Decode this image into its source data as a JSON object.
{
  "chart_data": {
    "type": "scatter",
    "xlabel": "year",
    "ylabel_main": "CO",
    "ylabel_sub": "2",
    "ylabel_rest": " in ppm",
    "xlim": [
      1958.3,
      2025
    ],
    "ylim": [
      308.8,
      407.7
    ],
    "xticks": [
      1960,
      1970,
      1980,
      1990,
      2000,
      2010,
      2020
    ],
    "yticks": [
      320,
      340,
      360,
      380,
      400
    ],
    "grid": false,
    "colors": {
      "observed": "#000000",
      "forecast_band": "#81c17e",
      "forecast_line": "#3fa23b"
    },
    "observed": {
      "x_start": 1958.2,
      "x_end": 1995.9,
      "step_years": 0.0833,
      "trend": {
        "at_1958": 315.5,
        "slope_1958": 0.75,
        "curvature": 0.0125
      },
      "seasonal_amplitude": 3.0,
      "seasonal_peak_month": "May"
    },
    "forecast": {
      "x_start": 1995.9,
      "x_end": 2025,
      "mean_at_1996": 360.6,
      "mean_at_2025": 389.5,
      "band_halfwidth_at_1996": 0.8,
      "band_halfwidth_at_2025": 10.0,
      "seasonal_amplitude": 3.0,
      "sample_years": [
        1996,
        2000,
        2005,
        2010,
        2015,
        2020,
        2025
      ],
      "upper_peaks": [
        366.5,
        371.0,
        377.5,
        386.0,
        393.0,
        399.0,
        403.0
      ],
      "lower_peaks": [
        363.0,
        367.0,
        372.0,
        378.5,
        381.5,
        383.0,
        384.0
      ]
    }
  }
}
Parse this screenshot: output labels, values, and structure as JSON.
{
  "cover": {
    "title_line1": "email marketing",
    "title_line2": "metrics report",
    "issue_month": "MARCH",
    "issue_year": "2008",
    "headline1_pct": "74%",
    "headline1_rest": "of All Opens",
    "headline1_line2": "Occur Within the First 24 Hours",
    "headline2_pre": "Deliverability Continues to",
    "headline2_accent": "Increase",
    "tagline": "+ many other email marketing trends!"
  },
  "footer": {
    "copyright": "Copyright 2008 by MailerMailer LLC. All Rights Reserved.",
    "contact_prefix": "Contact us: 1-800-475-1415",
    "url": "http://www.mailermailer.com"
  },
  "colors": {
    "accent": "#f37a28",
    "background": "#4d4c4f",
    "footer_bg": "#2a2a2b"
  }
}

THE PROBLEM: Send back each record exactly as it stands.

REPLY:
Decode this image into its source data as a JSON object.
{
  "chart_data": {
    "type": "scatter",
    "xlabel": "year",
    "ylabel_main": "CO",
    "ylabel_sub": "2",
    "ylabel_rest": " in ppm",
    "xlim": [
      1958.3,
      2025
    ],
    "ylim": [
      308.8,
      407.7
    ],
    "xticks": [
      1960,
      1970,
      1980,
      1990,
      2000,
      2010,
      2020
    ],
    "yticks": [
      320,
      340,
      360,
      380,
      400
    ],
    "grid": false,
    "colors": {
      "observed": "#000000",
      "forecast_band": "#81c17e",
      "forecast_line": "#3fa23b"
    },
    "observed": {
      "x_start": 1958.2,
      "x_end": 1995.9,
      "step_years": 0.0833,
      "trend": {
        "at_1958": 315.5,
        "slope_1958": 0.75,
        "curvature": 0.0125
      },
      "seasonal_amplitude": 3.0,
      "seasonal_peak_month": "May"
    },
    "forecast": {
      "x_start": 1995.9,
      "x_end": 2025,
      "mean_at_1996": 360.6,
      "mean_at_2025": 389.5,
      "band_halfwidth_at_1996": 0.8,
      "band_halfwidth_at_2025": 10.0,
      "seasonal_amplitude": 3.0,
      "sample_years": [
        1996,
        2000,
        2005,
        2010,
        2015,
        2020,
        2025
      ],
      "upper_peaks": [
        366.5,
        371.0,
        377.5,
        386.0,
        393.0,
        399.0,
        403.0
      ],
      "lower_peaks": [
        363.0,
        367.0,
        372.0,
        378.5,
        381.5,
        383.0,
        384.0
      ]
    }
  }
}
Parse this screenshot: output labels, values, and structure as JSON.
{
  "cover": {
    "title_line1": "email marketing",
    "title_line2": "metrics report",
    "issue_month": "MARCH",
    "issue_year": "2008",
    "headline1_pct": "74%",
    "headline1_rest": "of All Opens",
    "headline1_line2": "Occur Within the First 24 Hours",
    "headline2_pre": "Deliverability Continues to",
    "headline2_accent": "Increase",
    "tagline": "+ many other email marketing trends!"
  },
  "footer": {
    "copyright": "Copyright 2008 by MailerMailer LLC. All Rights Reserved.",
    "contact_prefix": "Contact us: 1-800-475-1415",
    "url": "http://www.mailermailer.com"
  },
  "colors": {
    "accent": "#f37a28",
    "background": "#4d4c4f",
    "footer_bg": "#2a2a2b"
  }
}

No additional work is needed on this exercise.